----- RECORDS FOR THE EXERCISE

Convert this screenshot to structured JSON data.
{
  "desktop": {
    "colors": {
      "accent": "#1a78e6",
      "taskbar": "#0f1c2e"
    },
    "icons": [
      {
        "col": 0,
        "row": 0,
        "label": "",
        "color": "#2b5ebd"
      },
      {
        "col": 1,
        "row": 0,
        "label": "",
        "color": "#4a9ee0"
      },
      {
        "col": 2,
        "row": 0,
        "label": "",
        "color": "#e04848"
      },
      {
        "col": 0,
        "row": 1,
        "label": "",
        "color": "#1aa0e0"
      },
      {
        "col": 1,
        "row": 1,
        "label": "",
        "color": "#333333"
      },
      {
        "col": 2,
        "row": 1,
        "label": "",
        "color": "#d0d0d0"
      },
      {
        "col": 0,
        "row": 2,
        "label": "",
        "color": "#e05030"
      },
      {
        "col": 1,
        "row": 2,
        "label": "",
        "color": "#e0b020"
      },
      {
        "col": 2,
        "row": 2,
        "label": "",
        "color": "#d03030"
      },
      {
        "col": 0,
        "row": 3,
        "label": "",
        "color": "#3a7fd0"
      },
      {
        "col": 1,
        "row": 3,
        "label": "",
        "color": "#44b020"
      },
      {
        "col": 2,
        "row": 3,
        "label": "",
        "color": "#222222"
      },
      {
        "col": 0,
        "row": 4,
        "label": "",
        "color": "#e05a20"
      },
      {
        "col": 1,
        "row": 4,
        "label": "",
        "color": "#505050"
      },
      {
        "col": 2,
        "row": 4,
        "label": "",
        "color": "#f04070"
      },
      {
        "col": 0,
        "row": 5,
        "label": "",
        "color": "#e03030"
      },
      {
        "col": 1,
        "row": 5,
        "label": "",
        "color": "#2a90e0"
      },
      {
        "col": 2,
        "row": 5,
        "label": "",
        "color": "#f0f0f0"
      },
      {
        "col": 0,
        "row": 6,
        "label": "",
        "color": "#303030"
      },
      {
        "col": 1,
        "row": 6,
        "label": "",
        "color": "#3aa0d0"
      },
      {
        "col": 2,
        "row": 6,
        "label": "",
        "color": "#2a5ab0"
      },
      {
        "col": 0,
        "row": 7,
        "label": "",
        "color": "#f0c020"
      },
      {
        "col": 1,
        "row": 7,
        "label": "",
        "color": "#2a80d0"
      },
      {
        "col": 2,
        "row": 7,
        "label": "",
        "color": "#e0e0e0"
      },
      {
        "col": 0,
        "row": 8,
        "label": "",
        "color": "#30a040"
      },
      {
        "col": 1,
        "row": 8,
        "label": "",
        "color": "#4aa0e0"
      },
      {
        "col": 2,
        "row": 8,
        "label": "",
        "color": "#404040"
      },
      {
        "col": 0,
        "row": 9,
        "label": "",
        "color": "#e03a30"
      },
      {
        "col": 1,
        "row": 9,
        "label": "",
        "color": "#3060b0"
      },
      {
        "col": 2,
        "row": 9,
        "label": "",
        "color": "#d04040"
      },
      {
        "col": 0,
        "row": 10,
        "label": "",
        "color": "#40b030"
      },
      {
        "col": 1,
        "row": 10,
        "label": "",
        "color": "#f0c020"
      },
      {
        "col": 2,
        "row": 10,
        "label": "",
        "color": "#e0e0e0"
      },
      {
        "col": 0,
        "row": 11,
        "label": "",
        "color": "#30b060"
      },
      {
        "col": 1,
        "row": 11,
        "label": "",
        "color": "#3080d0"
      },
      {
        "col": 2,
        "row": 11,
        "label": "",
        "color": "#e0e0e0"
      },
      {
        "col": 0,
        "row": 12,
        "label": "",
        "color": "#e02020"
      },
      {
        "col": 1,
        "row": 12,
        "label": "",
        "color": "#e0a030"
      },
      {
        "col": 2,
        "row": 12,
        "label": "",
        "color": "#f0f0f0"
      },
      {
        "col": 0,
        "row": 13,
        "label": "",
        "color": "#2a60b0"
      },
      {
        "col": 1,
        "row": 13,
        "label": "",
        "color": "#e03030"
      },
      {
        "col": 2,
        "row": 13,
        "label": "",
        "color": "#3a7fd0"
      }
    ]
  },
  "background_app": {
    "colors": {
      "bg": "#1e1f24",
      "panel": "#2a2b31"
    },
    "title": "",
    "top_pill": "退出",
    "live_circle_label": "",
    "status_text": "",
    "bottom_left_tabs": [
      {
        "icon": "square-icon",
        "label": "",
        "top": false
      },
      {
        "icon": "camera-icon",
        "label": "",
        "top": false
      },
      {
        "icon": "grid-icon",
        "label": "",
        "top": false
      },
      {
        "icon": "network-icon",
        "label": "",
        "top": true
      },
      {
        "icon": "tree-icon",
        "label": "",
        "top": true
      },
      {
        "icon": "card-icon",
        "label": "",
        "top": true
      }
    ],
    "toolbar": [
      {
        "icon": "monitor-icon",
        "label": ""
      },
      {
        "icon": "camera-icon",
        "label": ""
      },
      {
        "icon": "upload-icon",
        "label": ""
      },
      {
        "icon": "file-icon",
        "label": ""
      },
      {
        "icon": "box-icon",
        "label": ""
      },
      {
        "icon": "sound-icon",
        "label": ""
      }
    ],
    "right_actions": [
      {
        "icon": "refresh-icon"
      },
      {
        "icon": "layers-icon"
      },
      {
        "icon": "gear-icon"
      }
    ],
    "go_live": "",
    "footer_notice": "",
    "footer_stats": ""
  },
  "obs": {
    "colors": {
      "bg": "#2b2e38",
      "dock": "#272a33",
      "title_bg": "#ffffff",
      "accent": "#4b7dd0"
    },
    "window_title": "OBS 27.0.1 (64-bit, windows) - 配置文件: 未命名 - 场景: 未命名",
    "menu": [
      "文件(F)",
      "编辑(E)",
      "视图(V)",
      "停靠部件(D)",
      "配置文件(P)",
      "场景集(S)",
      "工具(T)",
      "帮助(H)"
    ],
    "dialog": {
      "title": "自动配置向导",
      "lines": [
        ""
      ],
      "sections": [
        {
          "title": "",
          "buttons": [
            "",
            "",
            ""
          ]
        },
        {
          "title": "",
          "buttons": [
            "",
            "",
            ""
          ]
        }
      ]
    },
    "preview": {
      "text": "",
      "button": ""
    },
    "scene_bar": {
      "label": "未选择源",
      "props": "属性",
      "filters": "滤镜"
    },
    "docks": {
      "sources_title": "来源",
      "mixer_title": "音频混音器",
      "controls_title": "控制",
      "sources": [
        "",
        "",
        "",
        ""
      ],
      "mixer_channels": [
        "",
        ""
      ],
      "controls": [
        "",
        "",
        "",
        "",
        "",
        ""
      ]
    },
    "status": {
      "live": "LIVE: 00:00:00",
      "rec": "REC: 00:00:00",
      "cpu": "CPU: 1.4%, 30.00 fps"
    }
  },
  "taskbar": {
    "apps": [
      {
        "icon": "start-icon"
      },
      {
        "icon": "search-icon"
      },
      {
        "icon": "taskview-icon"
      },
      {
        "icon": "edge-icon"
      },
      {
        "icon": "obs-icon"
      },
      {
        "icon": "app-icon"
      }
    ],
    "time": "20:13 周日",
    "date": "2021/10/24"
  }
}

----------

**WHAT IS EXPECTED**
Write out the whole listing exactly.

**EXERCISE RESPONSE**
Convert this screenshot to structured JSON data.
{
  "desktop": {
    "colors": {
      "accent": "#1a78e6",
      "taskbar": "#0f1c2e"
    },
    "icons": [
      {
        "col": 0,
        "row": 0,
        "label": "",
        "color": "#2b5ebd"
      },
      {
        "col": 1,
        "row": 0,
        "label": "",
        "color": "#4a9ee0"
      },
      {
        "col": 2,
        "row": 0,
        "label": "",
        "color": "#e04848"
      },
      {
        "col": 0,
        "row": 1,
        "label": "",
        "color": "#1aa0e0"
      },
      {
        "col": 1,
        "row": 1,
        "label": "",
        "color": "#333333"
      },
      {
        "col": 2,
        "row": 1,
        "label": "",
        "color": "#d0d0d0"
      },
      {
        "col": 0,
        "row": 2,
        "label": "",
        "color": "#e05030"
      },
      {
        "col": 1,
        "row": 2,
        "label": "",
        "color": "#e0b020"
      },
      {
        "col": 2,
        "row": 2,
        "label": "",
        "color": "#d03030"
      },
      {
        "col": 0,
        "row": 3,
        "label": "",
        "color": "#3a7fd0"
      },
      {
        "col": 1,
        "row": 3,
        "label": "",
        "color": "#44b020"
      },
      {
        "col": 2,
        "row": 3,
        "label": "",
        "color": "#222222"
      },
      {
        "col": 0,
        "row": 4,
        "label": "",
        "color": "#e05a20"
      },
      {
        "col": 1,
        "row": 4,
        "label": "",
        "color": "#505050"
      },
      {
        "col": 2,
        "row": 4,
        "label": "",
        "color": "#f04070"
      },
      {
        "col": 0,
        "row": 5,
        "label": "",
        "color": "#e03030"
      },
      {
        "col": 1,
        "row": 5,
        "label": "",
        "color": "#2a90e0"
      },
      {
        "col": 2,
        "row": 5,
        "label": "",
        "color": "#f0f0f0"
      },
      {
        "col": 0,
        "row": 6,
        "label": "",
        "color": "#303030"
      },
      {
        "col": 1,
        "row": 6,
        "label": "",
        "color": "#3aa0d0"
      },
      {
        "col": 2,
        "row": 6,
        "label": "",
        "color": "#2a5ab0"
      },
      {
        "col": 0,
        "row": 7,
        "label": "",
        "color": "#f0c020"
      },
      {
        "col": 1,
        "row": 7,
        "label": "",
        "color": "#2a80d0"
      },
      {
        "col": 2,
        "row": 7,
        "label": "",
        "color": "#e0e0e0"
      },
      {
        "col": 0,
        "row": 8,
        "label": "",
        "color": "#30a040"
      },
      {
        "col": 1,
        "row": 8,
        "label": "",
        "color": "#4aa0e0"
      },
      {
        "col": 2,
        "row": 8,
        "label": "",
        "color": "#404040"
      },
      {
        "col": 0,
        "row": 9,
        "label": "",
        "color": "#e03a30"
      },
      {
        "col": 1,
        "row": 9,
        "label": "",
        "color": "#3060b0"
      },
      {
        "col": 2,
        "row": 9,
        "label": "",
        "color": "#d04040"
      },
      {
        "col": 0,
        "row": 10,
        "label": "",
        "color": "#40b030"
      },
      {
        "col": 1,
        "row": 10,
        "label": "",
        "color": "#f0c020"
      },
      {
        "col": 2,
        "row": 10,
        "label": "",
        "color": "#e0e0e0"
      },
      {
        "col": 0,
        "row": 11,
        "label": "",
        "color": "#30b060"
      },
      {
        "col": 1,
        "row": 11,
        "label": "",
        "color": "#3080d0"
      },
      {
        "col": 2,
        "row": 11,
        "label": "",
        "color": "#e0e0e0"
      },
      {
        "col": 0,
        "row": 12,
        "label": "",
        "color": "#e02020"
      },
      {
        "col": 1,
        "row": 12,
        "label": "",
        "color": "#e0a030"
      },
      {
        "col": 2,
        "row": 12,
        "label": "",
        "color": "#f0f0f0"
      },
      {
        "col": 0,
        "row": 13,
        "label": "",
        "color": "#2a60b0"
      },
      {
        "col": 1,
        "row": 13,
        "label": "",
        "color": "#e03030"
      },
      {
        "col": 2,
        "row": 13,
        "label": "",
        "color": "#3a7fd0"
      }
    ]
  },
  "background_app": {
    "colors": {
      "bg": "#1e1f24",
      "panel": "#2a2b31"
    },
    "title": "",
    "top_pill": "退出",
    "live_circle_label": "",
    "status_text": "",
    "bottom_left_tabs": [
      {
        "icon": "square-icon",
        "label": "",
        "top": false
      },
      {
        "icon": "camera-icon",
        "label": "",
        "top": false
      },
      {
        "icon": "grid-icon",
        "label": "",
        "top": false
      },
      {
        "icon": "network-icon",
        "label": "",
        "top": true
      },
      {
        "icon": "tree-icon",
        "label": "",
        "top": true
      },
      {
        "icon": "card-icon",
        "label": "",
        "top": true
      }
    ],
    "toolbar": [
      {
        "icon": "monitor-icon",
        "label": ""
      },
      {
        "icon": "camera-icon",
        "label": ""
      },
      {
        "icon": "upload-icon",
        "label": ""
      },
      {
        "icon": "file-icon",
        "label": ""
      },
      {
        "icon": "box-icon",
        "label": ""
      },
      {
        "icon": "sound-icon",
        "label": ""
      }
    ],
    "right_actions": [
      {
        "icon": "refresh-icon"
      },
      {
        "icon": "layers-icon"
      },
      {
        "icon": "gear-icon"
      }
    ],
    "go_live": "",
    "footer_notice": "",
    "footer_stats": ""
  },
  "obs": {
    "colors": {
      "bg": "#2b2e38",
      "dock": "#272a33",
      "title_bg": "#ffffff",
      "accent": "#4b7dd0"
    },
    "window_title": "OBS 27.0.1 (64-bit, windows) - 配置文件: 未命名 - 场景: 未命名",
    "menu": [
      "文件(F)",
      "编辑(E)",
      "视图(V)",
      "停靠部件(D)",
      "配置文件(P)",
      "场景集(S)",
      "工具(T)",
      "帮助(H)"
    ],
    "dialog": {
      "title": "自动配置向导",
      "lines": [
        ""
      ],
      "sections": [
        {
          "title": "",
          "buttons": [
            "",
            "",
            ""
          ]
        },
        {
          "title": "",
          "buttons": [
            "",
            "",
            ""
          ]
        }
      ]
    },
    "preview": {
      "text": "",
      "button": ""
    },
    "scene_bar": {
      "label": "未选择源",
      "props": "属性",
      "filters": "滤镜"
    },
    "docks": {
      "sources_title": "来源",
      "mixer_title": "音频混音器",
      "controls_title": "控制",
      "sources": [
        "",
        "",
        "",
        ""
      ],
      "mixer_channels": [
        "",
        ""
      ],
      "controls": [
        "",
        "",
        "",
        "",
        "",
        ""
      ]
    },
    "status": {
      "live": "LIVE: 00:00:00",
      "rec": "REC: 00:00:00",
      "cpu": "CPU: 1.4%, 30.00 fps"
    }
  },
  "taskbar": {
    "apps": [
      {
        "icon": "start-icon"
      },
      {
        "icon": "search-icon"
      },
      {
        "icon": "taskview-icon"
      },
      {
        "icon": "edge-icon"
      },
      {
        "icon": "obs-icon"
      },
      {
        "icon": "app-icon"
      }
    ],
    "time": "20:13 周日",
    "date": "2021/10/24"
  }
}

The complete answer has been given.